## Exercise requirements
Could you write out every record below exactly, leaving out any pictures?

[Dataset records]
---------------

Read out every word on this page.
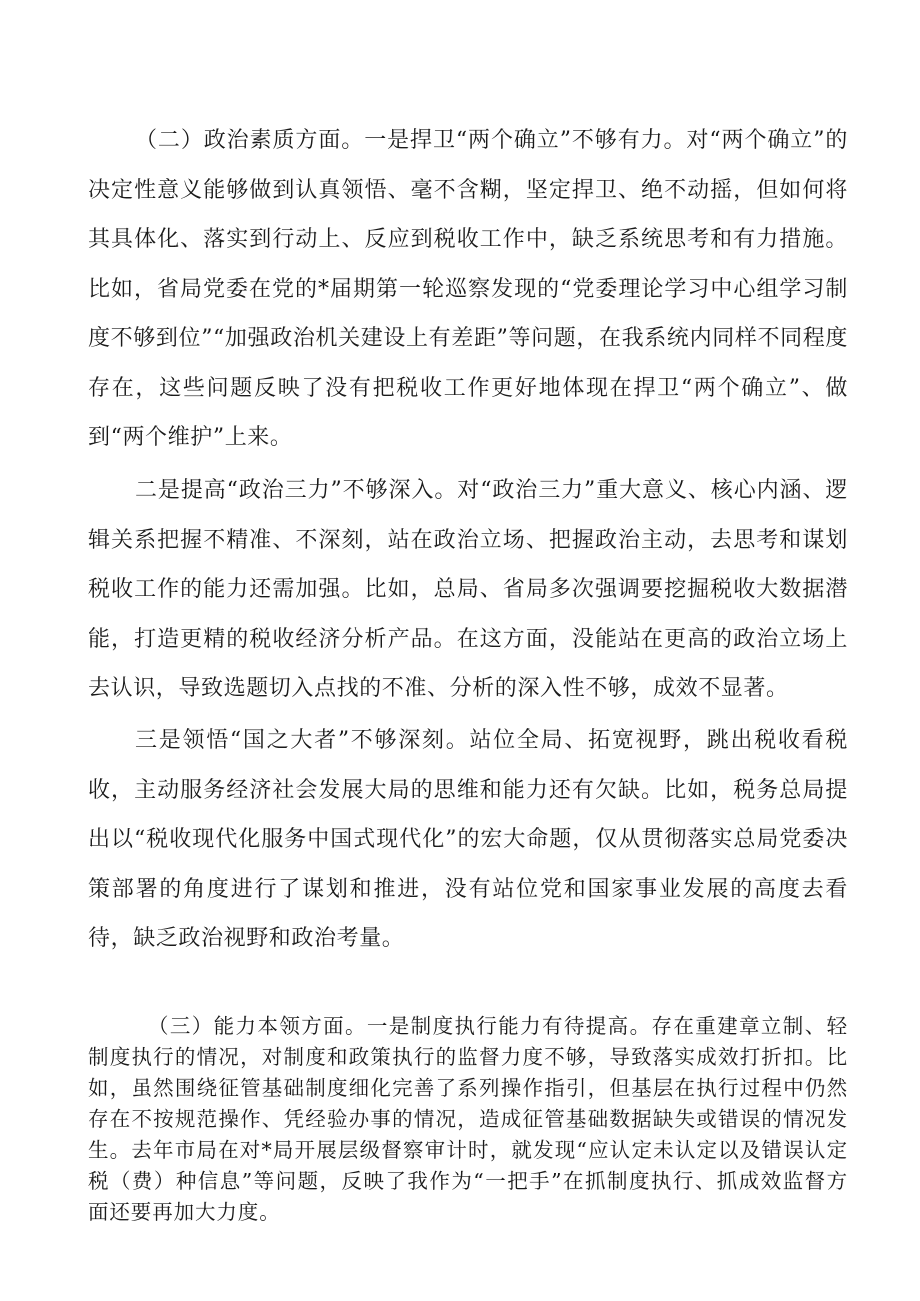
（二）政治素质方面。一是捍卫“两个确立”不够有力。对“两个确立”的决定性意义能够做到认真领悟、毫不含糊，坚定捍卫、绝不动摇，但如何将其具体化、落实到行动上、反应到税收工作中，缺乏系统思考和有力措施。比如，省局党委在党的*届期第一轮巡察发现的“党委理论学习中心组学习制度不够到位”“加强政治机关建设上有差距”等问题，在我系统内同样不同程度存在，这些问题反映了没有把税收工作更好地体现在捍卫“两个确立”、做到“两个维护”上来。

二是提高“政治三力”不够深入。对“政治三力”重大意义、核心内涵、逻辑关系把握不精准、不深刻，站在政治立场、把握政治主动，去思考和谋划税收工作的能力还需加强。比如，总局、省局多次强调要挖掘税收大数据潜能，打造更精的税收经济分析产品。在这方面，没能站在更高的政治立场上去认识，导致选题切入点找的不准、分析的深入性不够，成效不显著。

三是领悟“国之大者”不够深刻。站位全局、拓宽视野，跳出税收看税收，主动服务经济社会发展大局的思维和能力还有欠缺。比如，税务总局提出以“税收现代化服务中国式现代化”的宏大命题，仅从贯彻落实总局党委决策部署的角度进行了谋划和推进，没有站位党和国家事业发展的高度去看待，缺乏政治视野和政治考量。

（三）能力本领方面。一是制度执行能力有待提高。存在重建章立制、轻制度执行的情况，对制度和政策执行的监督力度不够，导致落实成效打折扣。比如，虽然围绕征管基础制度细化完善了系列操作指引，但基层在执行过程中仍然存在不按规范操作、凭经验办事的情况，造成征管基础数据缺失或错误的情况发生。去年市局在对*局开展层级督察审计时，就发现“应认定未认定以及错误认定税（费）种信息”等问题，反映了我作为“一把手”在抓制度执行、抓成效监督方面还要再加大力度。
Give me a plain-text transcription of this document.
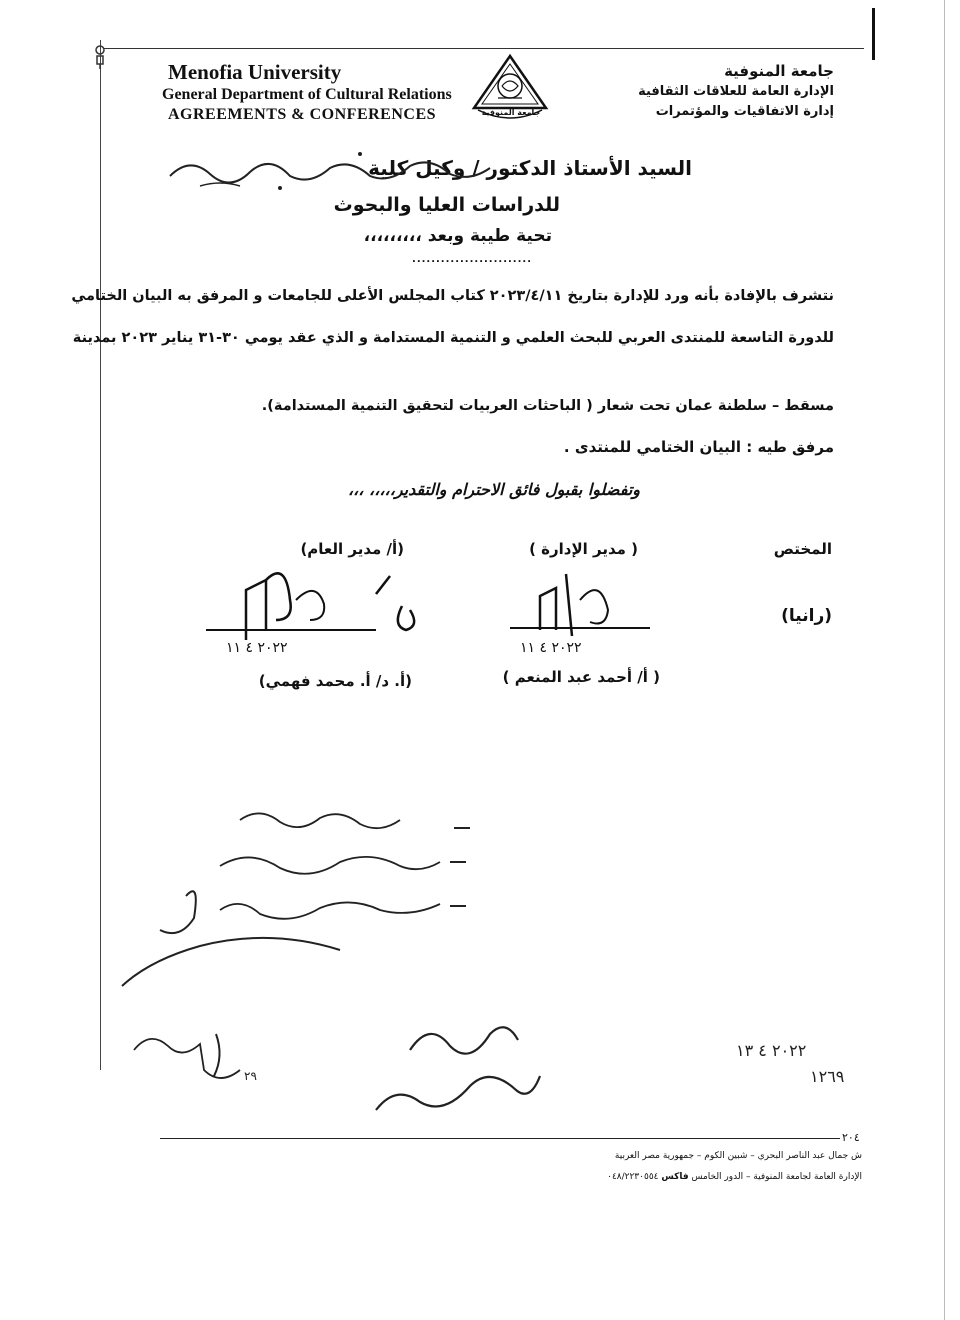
Menofia University
General Department of Cultural Relations
AGREEMENTS & CONFERENCES	جامعة المنوفية
جامعة المنوفية
الإدارة العامة للعلاقات الثقافية
إدارة الاتفاقيات والمؤتمرات
السيد الأستاذ الدكتور / وكيل كلية
للدراسات العليا والبحوث
تحية طيبة وبعد ،،،،،،،،،
.........................
نتشرف بالإفادة بأنه ورد للإدارة بتاريخ ٢٠٢٣/٤/١١ كتاب المجلس الأعلى للجامعات و المرفق به البيان الختامي
للدورة التاسعة للمنتدى العربي للبحث العلمي و التنمية المستدامة و الذي عقد يومي ٣٠-٣١ يناير ٢٠٢٣ بمدينة
مسقط – سلطنة عمان تحت شعار ( الباحثات العربيات لتحقيق التنمية المستدامة).
مرفق طيه : البيان الختامي للمنتدى .
وتفضلوا بقبول فائق الاحترام والتقدير،،،،، ،،،
المختص
( مدير الإدارة )
(أ/ مدير العام)
(رانيا)
٢٠٢٢ ٤ ١١	٢٠٢٢ ٤ ١١
( أ/ أحمد عبد المنعم )
(أ. د/ أ. محمد فهمي)
٢٩
٢٠٢٢ ٤ ١٣
١٢٦٩
٢٠٤
ش جمال عبد الناصر البحري – شبين الكوم – جمهورية مصر العربية
الإدارة العامة لجامعة المنوفية – الدور الخامس فاكس ٠٤٨/٢٢٣٠٥٥٤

---------------

## Task result
Read out every word on this page.
（二）政治素质方面。一是捍卫“两个确立”不够有力。对“两个确立”的决定性意义能够做到认真领悟、毫不含糊，坚定捍卫、绝不动摇，但如何将其具体化、落实到行动上、反应到税收工作中，缺乏系统思考和有力措施。比如，省局党委在党的*届期第一轮巡察发现的“党委理论学习中心组学习制度不够到位”“加强政治机关建设上有差距”等问题，在我系统内同样不同程度存在，这些问题反映了没有把税收工作更好地体现在捍卫“两个确立”、做到“两个维护”上来。

二是提高“政治三力”不够深入。对“政治三力”重大意义、核心内涵、逻辑关系把握不精准、不深刻，站在政治立场、把握政治主动，去思考和谋划税收工作的能力还需加强。比如，总局、省局多次强调要挖掘税收大数据潜能，打造更精的税收经济分析产品。在这方面，没能站在更高的政治立场上去认识，导致选题切入点找的不准、分析的深入性不够，成效不显著。

三是领悟“国之大者”不够深刻。站位全局、拓宽视野，跳出税收看税收，主动服务经济社会发展大局的思维和能力还有欠缺。比如，税务总局提出以“税收现代化服务中国式现代化”的宏大命题，仅从贯彻落实总局党委决策部署的角度进行了谋划和推进，没有站位党和国家事业发展的高度去看待，缺乏政治视野和政治考量。

（三）能力本领方面。一是制度执行能力有待提高。存在重建章立制、轻制度执行的情况，对制度和政策执行的监督力度不够，导致落实成效打折扣。比如，虽然围绕征管基础制度细化完善了系列操作指引，但基层在执行过程中仍然存在不按规范操作、凭经验办事的情况，造成征管基础数据缺失或错误的情况发生。去年市局在对*局开展层级督察审计时，就发现“应认定未认定以及错误认定税（费）种信息”等问题，反映了我作为“一把手”在抓制度执行、抓成效监督方面还要再加大力度。
Give me a plain-text transcription of this document.
Menofia University
General Department of Cultural Relations
AGREEMENTS & CONFERENCES	جامعة المنوفية
جامعة المنوفية
الإدارة العامة للعلاقات الثقافية
إدارة الاتفاقيات والمؤتمرات
السيد الأستاذ الدكتور / وكيل كلية
للدراسات العليا والبحوث
تحية طيبة وبعد ،،،،،،،،،
.........................
نتشرف بالإفادة بأنه ورد للإدارة بتاريخ ٢٠٢٣/٤/١١ كتاب المجلس الأعلى للجامعات و المرفق به البيان الختامي
للدورة التاسعة للمنتدى العربي للبحث العلمي و التنمية المستدامة و الذي عقد يومي ٣٠-٣١ يناير ٢٠٢٣ بمدينة
مسقط – سلطنة عمان تحت شعار ( الباحثات العربيات لتحقيق التنمية المستدامة).
مرفق طيه : البيان الختامي للمنتدى .
وتفضلوا بقبول فائق الاحترام والتقدير،،،،، ،،،
المختص
( مدير الإدارة )
(أ/ مدير العام)
(رانيا)
٢٠٢٢ ٤ ١١	٢٠٢٢ ٤ ١١
( أ/ أحمد عبد المنعم )
(أ. د/ أ. محمد فهمي)
٢٩
٢٠٢٢ ٤ ١٣
١٢٦٩
٢٠٤
ش جمال عبد الناصر البحري – شبين الكوم – جمهورية مصر العربية
الإدارة العامة لجامعة المنوفية – الدور الخامس فاكس ٠٤٨/٢٢٣٠٥٥٤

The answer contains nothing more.